▼▼▼

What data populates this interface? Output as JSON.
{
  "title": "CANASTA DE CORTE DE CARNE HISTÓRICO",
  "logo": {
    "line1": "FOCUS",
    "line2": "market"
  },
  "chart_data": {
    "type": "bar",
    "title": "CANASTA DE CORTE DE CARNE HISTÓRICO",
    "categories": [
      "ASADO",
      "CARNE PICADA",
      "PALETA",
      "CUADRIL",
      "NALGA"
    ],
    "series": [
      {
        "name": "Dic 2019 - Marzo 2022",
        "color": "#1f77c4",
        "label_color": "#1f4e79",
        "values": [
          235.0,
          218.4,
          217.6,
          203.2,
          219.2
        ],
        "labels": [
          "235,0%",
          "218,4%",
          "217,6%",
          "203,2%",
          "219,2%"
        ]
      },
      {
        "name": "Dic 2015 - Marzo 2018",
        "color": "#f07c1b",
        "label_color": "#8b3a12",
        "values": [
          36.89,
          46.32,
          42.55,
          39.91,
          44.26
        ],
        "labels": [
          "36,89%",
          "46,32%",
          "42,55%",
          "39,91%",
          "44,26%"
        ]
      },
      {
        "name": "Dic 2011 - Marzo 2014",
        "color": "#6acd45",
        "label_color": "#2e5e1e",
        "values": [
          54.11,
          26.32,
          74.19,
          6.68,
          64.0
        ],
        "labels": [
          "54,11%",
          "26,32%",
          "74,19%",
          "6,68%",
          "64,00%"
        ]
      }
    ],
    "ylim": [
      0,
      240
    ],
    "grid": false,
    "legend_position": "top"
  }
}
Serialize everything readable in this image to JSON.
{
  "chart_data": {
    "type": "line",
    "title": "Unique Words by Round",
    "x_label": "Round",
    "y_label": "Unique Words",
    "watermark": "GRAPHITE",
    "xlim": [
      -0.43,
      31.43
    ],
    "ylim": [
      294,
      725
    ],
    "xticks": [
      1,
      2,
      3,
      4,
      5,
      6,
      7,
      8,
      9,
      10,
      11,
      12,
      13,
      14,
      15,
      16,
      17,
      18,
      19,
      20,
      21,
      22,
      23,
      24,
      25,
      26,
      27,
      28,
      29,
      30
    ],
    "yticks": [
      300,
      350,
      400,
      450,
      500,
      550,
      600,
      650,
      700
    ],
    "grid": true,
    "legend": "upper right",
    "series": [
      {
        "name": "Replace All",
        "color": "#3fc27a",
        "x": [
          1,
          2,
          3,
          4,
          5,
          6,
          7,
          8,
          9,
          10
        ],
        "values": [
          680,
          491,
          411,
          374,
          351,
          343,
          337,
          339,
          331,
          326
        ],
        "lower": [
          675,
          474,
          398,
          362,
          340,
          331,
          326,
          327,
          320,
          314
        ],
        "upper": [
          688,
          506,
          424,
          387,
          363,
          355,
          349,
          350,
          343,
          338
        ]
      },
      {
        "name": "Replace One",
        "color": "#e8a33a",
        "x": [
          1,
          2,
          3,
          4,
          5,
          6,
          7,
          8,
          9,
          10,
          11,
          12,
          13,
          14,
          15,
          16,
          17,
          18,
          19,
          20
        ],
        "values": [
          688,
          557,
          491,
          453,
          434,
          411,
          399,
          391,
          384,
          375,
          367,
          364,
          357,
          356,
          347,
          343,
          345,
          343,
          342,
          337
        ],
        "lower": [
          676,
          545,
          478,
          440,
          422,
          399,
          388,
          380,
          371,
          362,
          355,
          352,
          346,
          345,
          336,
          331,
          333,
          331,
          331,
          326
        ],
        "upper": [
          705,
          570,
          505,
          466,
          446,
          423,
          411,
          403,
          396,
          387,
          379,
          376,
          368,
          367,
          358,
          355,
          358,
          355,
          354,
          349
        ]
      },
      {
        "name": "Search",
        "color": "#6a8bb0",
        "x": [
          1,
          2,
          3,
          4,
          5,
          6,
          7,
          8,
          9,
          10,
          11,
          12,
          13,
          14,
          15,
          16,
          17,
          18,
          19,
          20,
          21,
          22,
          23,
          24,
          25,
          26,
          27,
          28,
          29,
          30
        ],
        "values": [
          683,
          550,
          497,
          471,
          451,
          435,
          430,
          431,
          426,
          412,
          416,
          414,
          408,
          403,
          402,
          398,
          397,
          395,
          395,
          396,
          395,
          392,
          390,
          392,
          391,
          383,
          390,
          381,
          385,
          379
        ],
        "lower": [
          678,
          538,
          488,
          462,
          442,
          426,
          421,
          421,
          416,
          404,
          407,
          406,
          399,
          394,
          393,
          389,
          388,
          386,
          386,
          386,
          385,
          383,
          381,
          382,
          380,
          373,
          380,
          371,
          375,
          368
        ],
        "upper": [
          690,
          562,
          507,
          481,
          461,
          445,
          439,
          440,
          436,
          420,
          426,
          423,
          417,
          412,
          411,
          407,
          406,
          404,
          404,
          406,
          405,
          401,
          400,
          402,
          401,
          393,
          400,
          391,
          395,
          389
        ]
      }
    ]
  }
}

▲▲▲

### Short problem
Each record above must be given again exactly.

### Solution for this exercise
What data populates this interface? Output as JSON.
{
  "title": "CANASTA DE CORTE DE CARNE HISTÓRICO",
  "logo": {
    "line1": "FOCUS",
    "line2": "market"
  },
  "chart_data": {
    "type": "bar",
    "title": "CANASTA DE CORTE DE CARNE HISTÓRICO",
    "categories": [
      "ASADO",
      "CARNE PICADA",
      "PALETA",
      "CUADRIL",
      "NALGA"
    ],
    "series": [
      {
        "name": "Dic 2019 - Marzo 2022",
        "color": "#1f77c4",
        "label_color": "#1f4e79",
        "values": [
          235.0,
          218.4,
          217.6,
          203.2,
          219.2
        ],
        "labels": [
          "235,0%",
          "218,4%",
          "217,6%",
          "203,2%",
          "219,2%"
        ]
      },
      {
        "name": "Dic 2015 - Marzo 2018",
        "color": "#f07c1b",
        "label_color": "#8b3a12",
        "values": [
          36.89,
          46.32,
          42.55,
          39.91,
          44.26
        ],
        "labels": [
          "36,89%",
          "46,32%",
          "42,55%",
          "39,91%",
          "44,26%"
        ]
      },
      {
        "name": "Dic 2011 - Marzo 2014",
        "color": "#6acd45",
        "label_color": "#2e5e1e",
        "values": [
          54.11,
          26.32,
          74.19,
          6.68,
          64.0
        ],
        "labels": [
          "54,11%",
          "26,32%",
          "74,19%",
          "6,68%",
          "64,00%"
        ]
      }
    ],
    "ylim": [
      0,
      240
    ],
    "grid": false,
    "legend_position": "top"
  }
}
Serialize everything readable in this image to JSON.
{
  "chart_data": {
    "type": "line",
    "title": "Unique Words by Round",
    "x_label": "Round",
    "y_label": "Unique Words",
    "watermark": "GRAPHITE",
    "xlim": [
      -0.43,
      31.43
    ],
    "ylim": [
      294,
      725
    ],
    "xticks": [
      1,
      2,
      3,
      4,
      5,
      6,
      7,
      8,
      9,
      10,
      11,
      12,
      13,
      14,
      15,
      16,
      17,
      18,
      19,
      20,
      21,
      22,
      23,
      24,
      25,
      26,
      27,
      28,
      29,
      30
    ],
    "yticks": [
      300,
      350,
      400,
      450,
      500,
      550,
      600,
      650,
      700
    ],
    "grid": true,
    "legend": "upper right",
    "series": [
      {
        "name": "Replace All",
        "color": "#3fc27a",
        "x": [
          1,
          2,
          3,
          4,
          5,
          6,
          7,
          8,
          9,
          10
        ],
        "values": [
          680,
          491,
          411,
          374,
          351,
          343,
          337,
          339,
          331,
          326
        ],
        "lower": [
          675,
          474,
          398,
          362,
          340,
          331,
          326,
          327,
          320,
          314
        ],
        "upper": [
          688,
          506,
          424,
          387,
          363,
          355,
          349,
          350,
          343,
          338
        ]
      },
      {
        "name": "Replace One",
        "color": "#e8a33a",
        "x": [
          1,
          2,
          3,
          4,
          5,
          6,
          7,
          8,
          9,
          10,
          11,
          12,
          13,
          14,
          15,
          16,
          17,
          18,
          19,
          20
        ],
        "values": [
          688,
          557,
          491,
          453,
          434,
          411,
          399,
          391,
          384,
          375,
          367,
          364,
          357,
          356,
          347,
          343,
          345,
          343,
          342,
          337
        ],
        "lower": [
          676,
          545,
          478,
          440,
          422,
          399,
          388,
          380,
          371,
          362,
          355,
          352,
          346,
          345,
          336,
          331,
          333,
          331,
          331,
          326
        ],
        "upper": [
          705,
          570,
          505,
          466,
          446,
          423,
          411,
          403,
          396,
          387,
          379,
          376,
          368,
          367,
          358,
          355,
          358,
          355,
          354,
          349
        ]
      },
      {
        "name": "Search",
        "color": "#6a8bb0",
        "x": [
          1,
          2,
          3,
          4,
          5,
          6,
          7,
          8,
          9,
          10,
          11,
          12,
          13,
          14,
          15,
          16,
          17,
          18,
          19,
          20,
          21,
          22,
          23,
          24,
          25,
          26,
          27,
          28,
          29,
          30
        ],
        "values": [
          683,
          550,
          497,
          471,
          451,
          435,
          430,
          431,
          426,
          412,
          416,
          414,
          408,
          403,
          402,
          398,
          397,
          395,
          395,
          396,
          395,
          392,
          390,
          392,
          391,
          383,
          390,
          381,
          385,
          379
        ],
        "lower": [
          678,
          538,
          488,
          462,
          442,
          426,
          421,
          421,
          416,
          404,
          407,
          406,
          399,
          394,
          393,
          389,
          388,
          386,
          386,
          386,
          385,
          383,
          381,
          382,
          380,
          373,
          380,
          371,
          375,
          368
        ],
        "upper": [
          690,
          562,
          507,
          481,
          461,
          445,
          439,
          440,
          436,
          420,
          426,
          423,
          417,
          412,
          411,
          407,
          406,
          404,
          404,
          406,
          405,
          401,
          400,
          402,
          401,
          393,
          400,
          391,
          395,
          389
        ]
      }
    ]
  }
}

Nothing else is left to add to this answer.